■ **Supplied passage**:

When a call comes in - “Be on the lookout. We've received news of a car bomb!” - it is just par for the course.
With news of bombs exploding, policemen being killed, civilians getting kidnapped and other random acts of insurgent violence, Shakir is rarely out of the office before midnight.
Leaving the police station, the general’s guards pile into the back of his pick-up truck as he climbs into the driver’s seat.
“I feel more in control this way if we are attacked. The most important thing is not to get confused, especially when you’re driving,” he says, heading off.
As the motorcade pulls up at his home, Shakir looks at his watch and quietly says to his the commander of his guards, “Tonight, we may go out to patrol the checkpoints.”
Shakir graduated from police college in 1960, but says that as a Kurd he was denied any position of power by the former regime. Instead, he was offered a job with the police in the south of Iraq.
Unable to advance in that post, and feeling increasingly frustrated, he bought a car in 1981 and spent the next two decades working as a taxi driver until the coalition forces invaded Iraq in 2003.
“Driving a taxi, I was at least able to raise three children right up to the end of their education,” he explains.
While being a cab driver may be a far cry from being chief of police in an ethnically divided city riddled with strife, Shakir is giving it his all.
“Yes, it’s a very dangerous job. But you have to set aside those worries for the sake of your homeland. This country needs me at the moment,” he says.

■ **Required work**:
Pick up the account of the police chief Shakir after its last sentence and carry it on. The listing that comes next is drawn from a separate source.

■ **Data entries**:
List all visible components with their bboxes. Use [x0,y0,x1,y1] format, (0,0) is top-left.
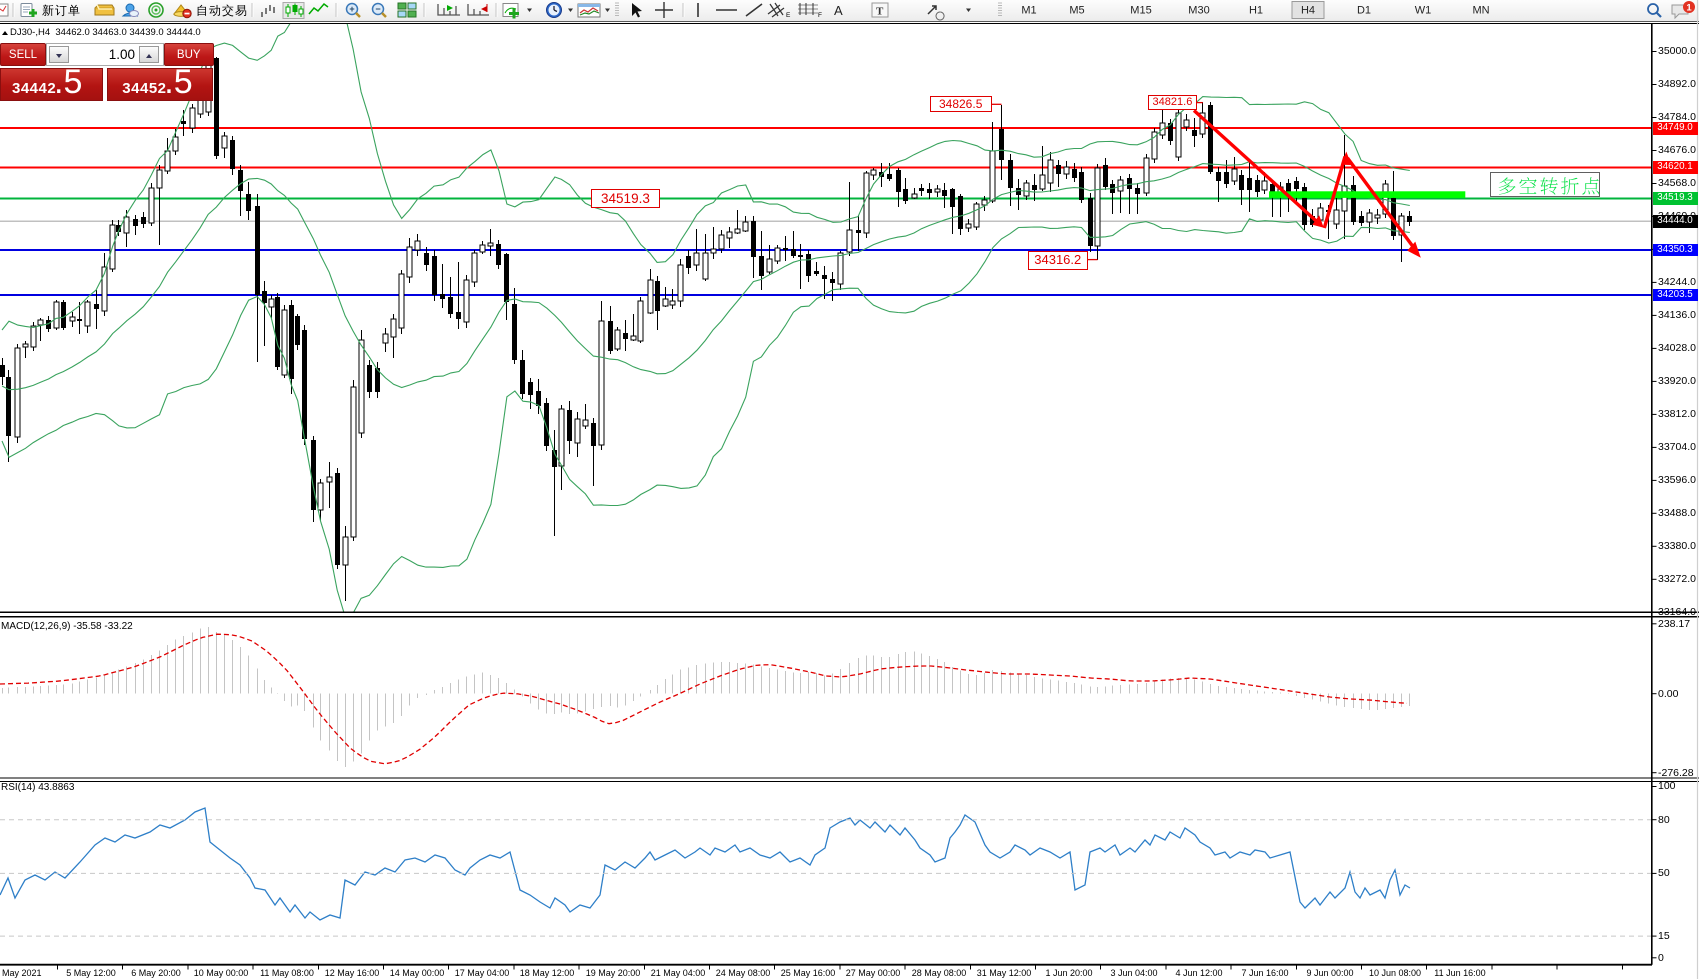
svg-text:W1: W1 [1415,5,1432,17]
svg-text:MN: MN [1472,5,1489,17]
svg-text:D1: D1 [1357,5,1371,17]
svg-text:E: E [786,12,791,19]
svg-text:H4: H4 [1301,5,1315,17]
svg-text:1: 1 [1686,3,1692,14]
svg-text:−: − [375,4,380,14]
svg-text:A: A [834,3,843,18]
svg-text:M1: M1 [1021,5,1036,17]
svg-text:H1: H1 [1249,5,1263,17]
svg-text:M5: M5 [1069,5,1084,17]
svg-text:+: + [349,4,354,14]
svg-text:T: T [876,6,884,18]
svg-text:M15: M15 [1130,5,1151,17]
svg-text:M30: M30 [1188,5,1209,17]
svg-text:F: F [818,12,822,19]
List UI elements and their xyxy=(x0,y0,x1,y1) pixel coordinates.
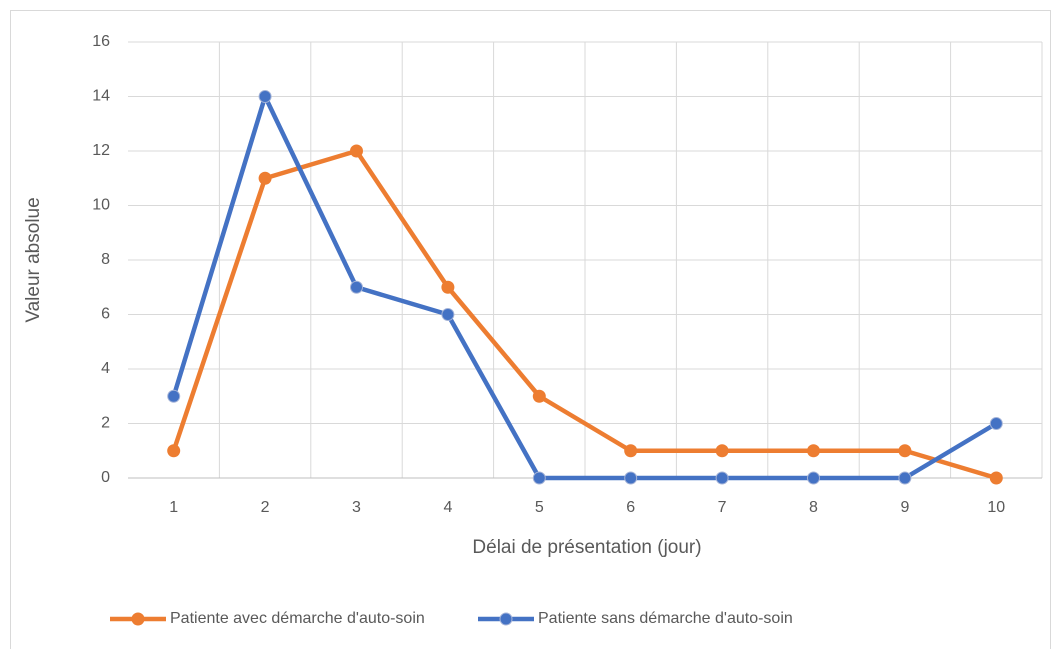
x-tick-label: 2 xyxy=(261,499,270,516)
y-tick-label: 0 xyxy=(101,469,110,486)
point xyxy=(441,280,455,294)
x-tick-label: 5 xyxy=(535,499,544,516)
x-tick-label: 9 xyxy=(900,499,909,516)
point xyxy=(898,444,912,458)
x-tick-label: 4 xyxy=(443,499,452,516)
point xyxy=(807,444,820,458)
point xyxy=(624,444,638,458)
legend-label: Patiente sans démarche d'auto-soin xyxy=(538,610,793,627)
x-tick-label: 6 xyxy=(626,499,635,516)
y-tick-label: 8 xyxy=(101,251,110,268)
point xyxy=(807,471,820,485)
point xyxy=(258,171,272,185)
point xyxy=(532,471,546,485)
point xyxy=(715,444,729,458)
y-tick-label: 16 xyxy=(92,33,110,50)
y-axis-title: Valeur absolue xyxy=(23,197,44,322)
y-tick-label: 4 xyxy=(101,360,110,377)
x-tick-label: 1 xyxy=(169,499,178,516)
x-tick-label: 3 xyxy=(352,499,361,516)
point xyxy=(532,389,546,403)
series-line xyxy=(171,148,997,481)
point xyxy=(715,471,729,485)
legend-marker xyxy=(131,612,145,626)
point xyxy=(167,444,181,458)
point xyxy=(350,144,363,158)
point xyxy=(350,280,363,294)
point xyxy=(989,471,1003,485)
point xyxy=(898,471,912,485)
chart-border xyxy=(10,10,1051,654)
y-tick-label: 6 xyxy=(101,306,110,323)
series-line xyxy=(171,94,998,481)
point xyxy=(624,471,638,485)
x-axis-title: Délai de présentation (jour) xyxy=(472,537,701,558)
point xyxy=(258,90,272,103)
y-tick-label: 10 xyxy=(92,197,110,214)
legend-label: Patiente avec démarche d'auto-soin xyxy=(170,610,425,627)
legend-marker xyxy=(499,612,513,626)
point xyxy=(441,308,455,321)
y-tick-label: 12 xyxy=(92,142,110,159)
x-tick-label: 8 xyxy=(809,499,818,516)
x-tick-label: 7 xyxy=(718,499,727,516)
point xyxy=(167,389,181,403)
y-tick-label: 14 xyxy=(92,88,110,105)
point xyxy=(989,417,1003,430)
x-tick-label: 10 xyxy=(987,499,1005,516)
y-tick-label: 2 xyxy=(101,415,110,432)
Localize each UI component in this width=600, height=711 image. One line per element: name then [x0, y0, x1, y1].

■ **Written response**:
Dealing with the security threat he faces has required major changes to his lifestyle. His travel to the office is never scheduled in advance, so as to avoid the ambushes that have become an increasingly common occurrence for the police.
As the general leaves his home each morning, the guard stationed at his front door blows a whistle to alert the rest of the team that the boss is on the move. Arriving at the station, the military salute Shakir receives as he approaches raises a small dust storm in front of the police department.
He gives his men a quick once over before he heads inside. “People have to pay attention to their appearance; I like smart appearance and posture,” he notes.
Inside his office, two pictures hang on the wall opposite his desk: one of United States Secretary of Defence Donald Rumsfeld and the other of the interim Iraqi president Ghazi Al-Yawar –General Shakir is in both pictures, shaking the men by the hand.
The six phones on his desk are there for good reason, and ring non-stop with calls from the Kirkuk governorate council, the US-led Coalition, and informants. On top of fielding an endless stream of calls, the general has to deal with numerous visits every day, largely from leaders of local Arab tribes whose members have been accused of attacking police or coalition troops.
And as with every job, staff management takes up a significant part of his time, whether it’s responding to Turkoman police who want to be transferred out of Kirkuk, or Kurdish officers who want to get in.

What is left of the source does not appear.